Give back the records below exactly, every one, with no pictures.
Begin
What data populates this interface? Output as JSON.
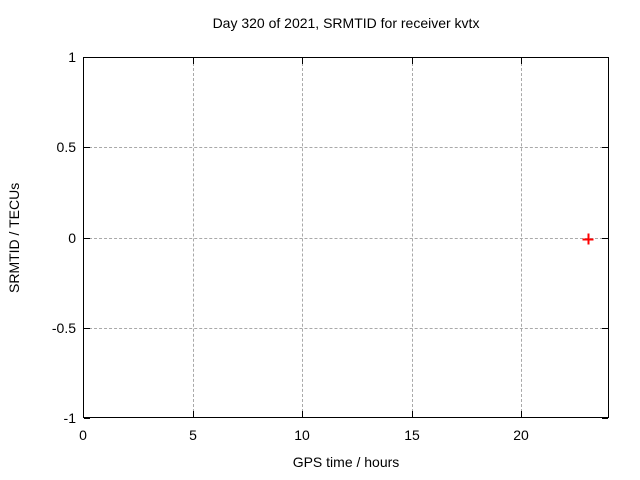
{
  "figure": {
    "title": "Day 320 of 2021, SRMTID for receiver kvtx",
    "xlabel": "GPS time / hours",
    "ylabel": "SRMTID / TECUs"
  },
  "chart_data": {
    "type": "scatter",
    "title": "Day 320 of 2021, SRMTID for receiver kvtx",
    "xlabel": "GPS time / hours",
    "ylabel": "SRMTID / TECUs",
    "xlim": [
      0,
      24
    ],
    "ylim": [
      -1,
      1
    ],
    "grid": true,
    "legend": "none",
    "xticks": [
      {
        "value": 0,
        "label": "0"
      },
      {
        "value": 5,
        "label": "5"
      },
      {
        "value": 10,
        "label": "10"
      },
      {
        "value": 15,
        "label": "15"
      },
      {
        "value": 20,
        "label": "20"
      }
    ],
    "yticks": [
      {
        "value": -1,
        "label": "-1"
      },
      {
        "value": -0.5,
        "label": "-0.5"
      },
      {
        "value": 0,
        "label": "0"
      },
      {
        "value": 0.5,
        "label": "0.5"
      },
      {
        "value": 1,
        "label": "1"
      }
    ],
    "series": [
      {
        "name": "SRMTID",
        "marker": "plus",
        "color": "#ff0000",
        "points": [
          {
            "x": 23,
            "y": 0
          }
        ]
      }
    ]
  },
  "colors": {
    "background": "#ffffff",
    "plot_border": "#000000",
    "grid": "#a9a9a9",
    "text": "#000000",
    "marker": "#ff0000"
  }
}
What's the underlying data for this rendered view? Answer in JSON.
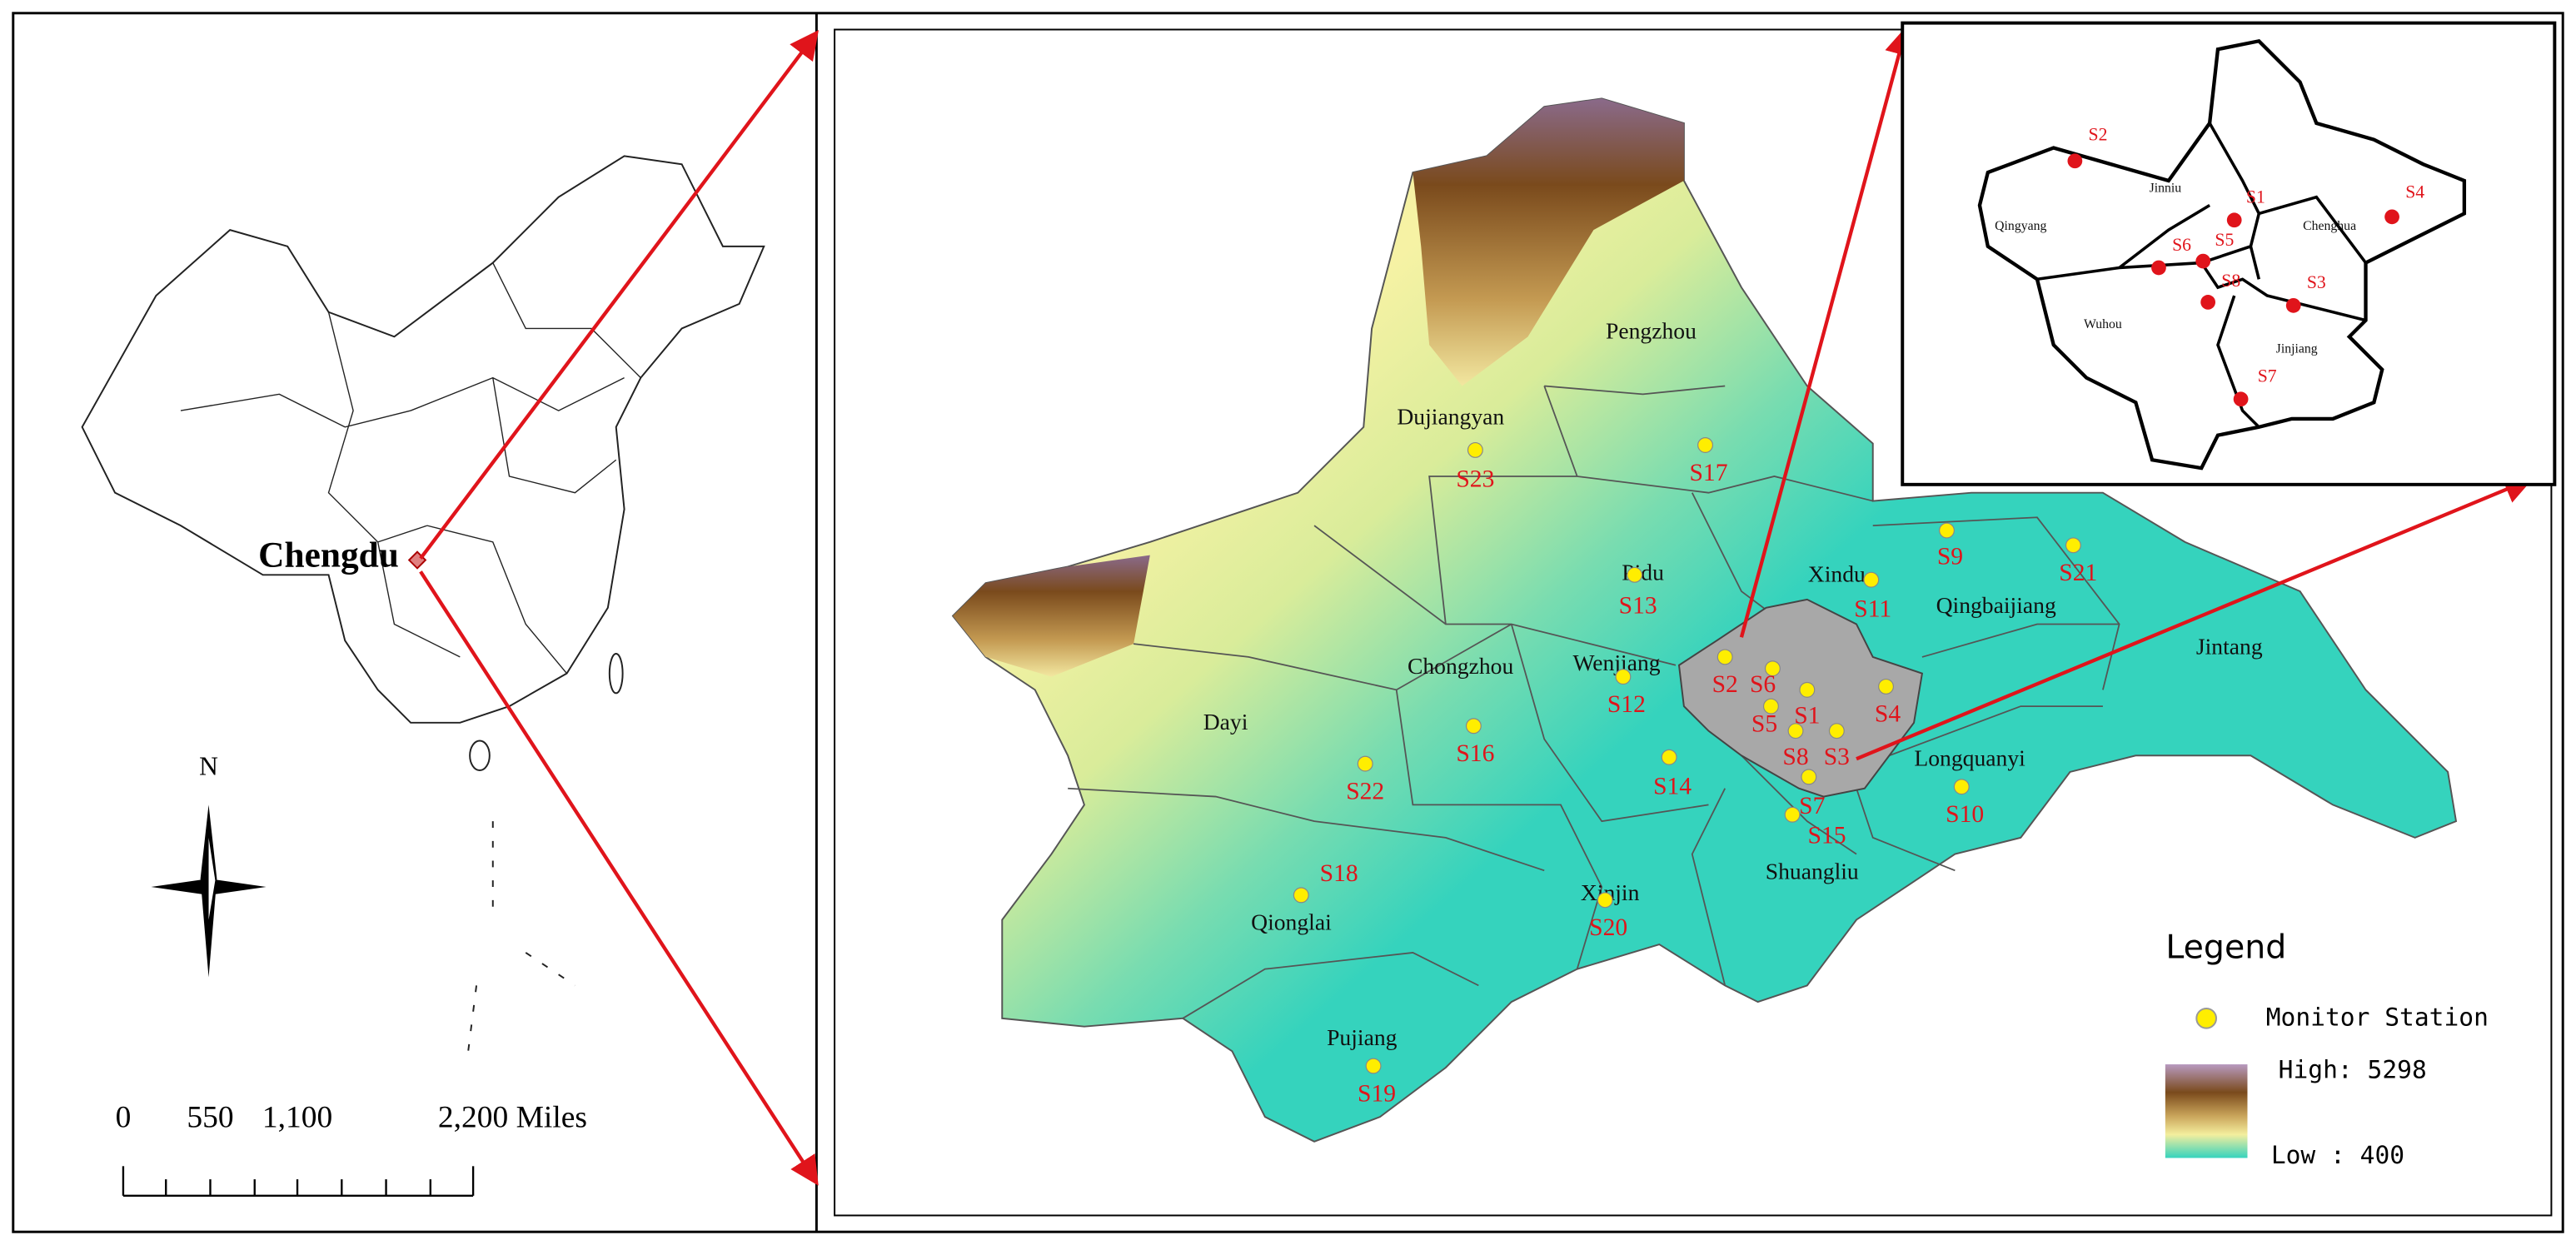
{
  "overview": {
    "city_label": "Chengdu",
    "north_label": "N",
    "scale_labels": [
      "0",
      "550",
      "1,100",
      "2,200 Miles"
    ]
  },
  "region": {
    "districts": [
      "Pengzhou",
      "Dujiangyan",
      "Pidu",
      "Xindu",
      "Qingbaijiang",
      "Jintang",
      "Wenjiang",
      "Chongzhou",
      "Dayi",
      "Longquanyi",
      "Shuangliu",
      "Xinjin",
      "Qionglai",
      "Pujiang"
    ],
    "stations": [
      "S23",
      "S17",
      "S13",
      "S11",
      "S9",
      "S21",
      "S2",
      "S6",
      "S12",
      "S5",
      "S1",
      "S4",
      "S3",
      "S8",
      "S16",
      "S22",
      "S14",
      "S7",
      "S15",
      "S10",
      "S18",
      "S20",
      "S19"
    ]
  },
  "inset": {
    "districts": [
      "Jinniu",
      "Qingyang",
      "Chenghua",
      "Wuhou",
      "Jinjiang"
    ],
    "stations": [
      "S2",
      "S1",
      "S4",
      "S6",
      "S5",
      "S8",
      "S3",
      "S7"
    ]
  },
  "legend": {
    "title": "Legend",
    "station": "Monitor Station",
    "high": "High: 5298",
    "low": "Low : 400"
  }
}
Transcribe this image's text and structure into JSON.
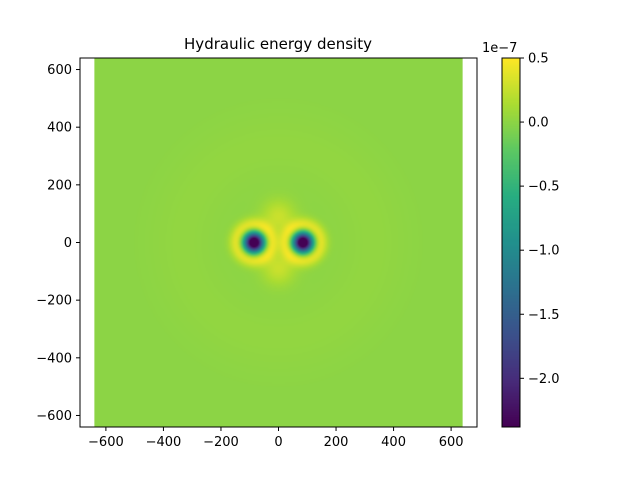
{
  "chart_data": {
    "type": "heatmap",
    "title": "Hydraulic energy density",
    "xlabel": "",
    "ylabel": "",
    "xlim": [
      -690,
      690
    ],
    "ylim": [
      -640,
      640
    ],
    "data_extent": {
      "x": [
        -640,
        640
      ],
      "y": [
        -640,
        640
      ]
    },
    "x_ticks": [
      -600,
      -400,
      -200,
      0,
      200,
      400,
      600
    ],
    "x_tick_labels": [
      "−600",
      "−400",
      "−200",
      "0",
      "200",
      "400",
      "600"
    ],
    "y_ticks": [
      -600,
      -400,
      -200,
      0,
      200,
      400,
      600
    ],
    "y_tick_labels": [
      "−600",
      "−400",
      "−200",
      "0",
      "200",
      "400",
      "600"
    ],
    "colorbar": {
      "colormap": "viridis",
      "range": [
        -2.38e-07,
        5e-08
      ],
      "offset_text": "1e−7",
      "ticks": [
        0.5,
        0.0,
        -0.5,
        -1.0,
        -1.5,
        -2.0
      ],
      "tick_labels": [
        "0.5",
        "0.0",
        "−0.5",
        "−1.0",
        "−1.5",
        "−2.0"
      ]
    },
    "features": [
      {
        "kind": "minimum",
        "x": -85,
        "y": 0,
        "value": -2.38e-07
      },
      {
        "kind": "minimum",
        "x": 85,
        "y": 0,
        "value": -2.38e-07
      },
      {
        "kind": "maximum",
        "x": 0,
        "y": 90,
        "value": 5e-08
      },
      {
        "kind": "maximum",
        "x": 0,
        "y": -90,
        "value": 5e-08
      }
    ],
    "background_value": 0.0
  }
}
End
Solved problem:
What data populates this interface? Output as JSON.
{
  "figure": {
    "title": "Day 320 of 2021, SRMTID for receiver kvtx",
    "xlabel": "GPS time / hours",
    "ylabel": "SRMTID / TECUs"
  },
  "chart_data": {
    "type": "scatter",
    "title": "Day 320 of 2021, SRMTID for receiver kvtx",
    "xlabel": "GPS time / hours",
    "ylabel": "SRMTID / TECUs",
    "xlim": [
      0,
      24
    ],
    "ylim": [
      -1,
      1
    ],
    "grid": true,
    "legend": "none",
    "xticks": [
      {
        "value": 0,
        "label": "0"
      },
      {
        "value": 5,
        "label": "5"
      },
      {
        "value": 10,
        "label": "10"
      },
      {
        "value": 15,
        "label": "15"
      },
      {
        "value": 20,
        "label": "20"
      }
    ],
    "yticks": [
      {
        "value": -1,
        "label": "-1"
      },
      {
        "value": -0.5,
        "label": "-0.5"
      },
      {
        "value": 0,
        "label": "0"
      },
      {
        "value": 0.5,
        "label": "0.5"
      },
      {
        "value": 1,
        "label": "1"
      }
    ],
    "series": [
      {
        "name": "SRMTID",
        "marker": "plus",
        "color": "#ff0000",
        "points": [
          {
            "x": 23,
            "y": 0
          }
        ]
      }
    ]
  },
  "colors": {
    "background": "#ffffff",
    "plot_border": "#000000",
    "grid": "#a9a9a9",
    "text": "#000000",
    "marker": "#ff0000"
  }
}
What's the underlying data for this rendered view? Answer in JSON.
{
  "overview": {
    "city_label": "Chengdu",
    "north_label": "N",
    "scale_labels": [
      "0",
      "550",
      "1,100",
      "2,200 Miles"
    ]
  },
  "region": {
    "districts": [
      "Pengzhou",
      "Dujiangyan",
      "Pidu",
      "Xindu",
      "Qingbaijiang",
      "Jintang",
      "Wenjiang",
      "Chongzhou",
      "Dayi",
      "Longquanyi",
      "Shuangliu",
      "Xinjin",
      "Qionglai",
      "Pujiang"
    ],
    "stations": [
      "S23",
      "S17",
      "S13",
      "S11",
      "S9",
      "S21",
      "S2",
      "S6",
      "S12",
      "S5",
      "S1",
      "S4",
      "S3",
      "S8",
      "S16",
      "S22",
      "S14",
      "S7",
      "S15",
      "S10",
      "S18",
      "S20",
      "S19"
    ]
  },
  "inset": {
    "districts": [
      "Jinniu",
      "Qingyang",
      "Chenghua",
      "Wuhou",
      "Jinjiang"
    ],
    "stations": [
      "S2",
      "S1",
      "S4",
      "S6",
      "S5",
      "S8",
      "S3",
      "S7"
    ]
  },
  "legend": {
    "title": "Legend",
    "station": "Monitor Station",
    "high": "High: 5298",
    "low": "Low : 400"
  }
}
Transcribe this image's text and structure into JSON.
{
  "chart_data": {
    "type": "heatmap",
    "title": "Hydraulic energy density",
    "xlabel": "",
    "ylabel": "",
    "xlim": [
      -690,
      690
    ],
    "ylim": [
      -640,
      640
    ],
    "data_extent": {
      "x": [
        -640,
        640
      ],
      "y": [
        -640,
        640
      ]
    },
    "x_ticks": [
      -600,
      -400,
      -200,
      0,
      200,
      400,
      600
    ],
    "x_tick_labels": [
      "−600",
      "−400",
      "−200",
      "0",
      "200",
      "400",
      "600"
    ],
    "y_ticks": [
      -600,
      -400,
      -200,
      0,
      200,
      400,
      600
    ],
    "y_tick_labels": [
      "−600",
      "−400",
      "−200",
      "0",
      "200",
      "400",
      "600"
    ],
    "colorbar": {
      "colormap": "viridis",
      "range": [
        -2.38e-07,
        5e-08
      ],
      "offset_text": "1e−7",
      "ticks": [
        0.5,
        0.0,
        -0.5,
        -1.0,
        -1.5,
        -2.0
      ],
      "tick_labels": [
        "0.5",
        "0.0",
        "−0.5",
        "−1.0",
        "−1.5",
        "−2.0"
      ]
    },
    "features": [
      {
        "kind": "minimum",
        "x": -85,
        "y": 0,
        "value": -2.38e-07
      },
      {
        "kind": "minimum",
        "x": 85,
        "y": 0,
        "value": -2.38e-07
      },
      {
        "kind": "maximum",
        "x": 0,
        "y": 90,
        "value": 5e-08
      },
      {
        "kind": "maximum",
        "x": 0,
        "y": -90,
        "value": 5e-08
      }
    ],
    "background_value": 0.0
  }
}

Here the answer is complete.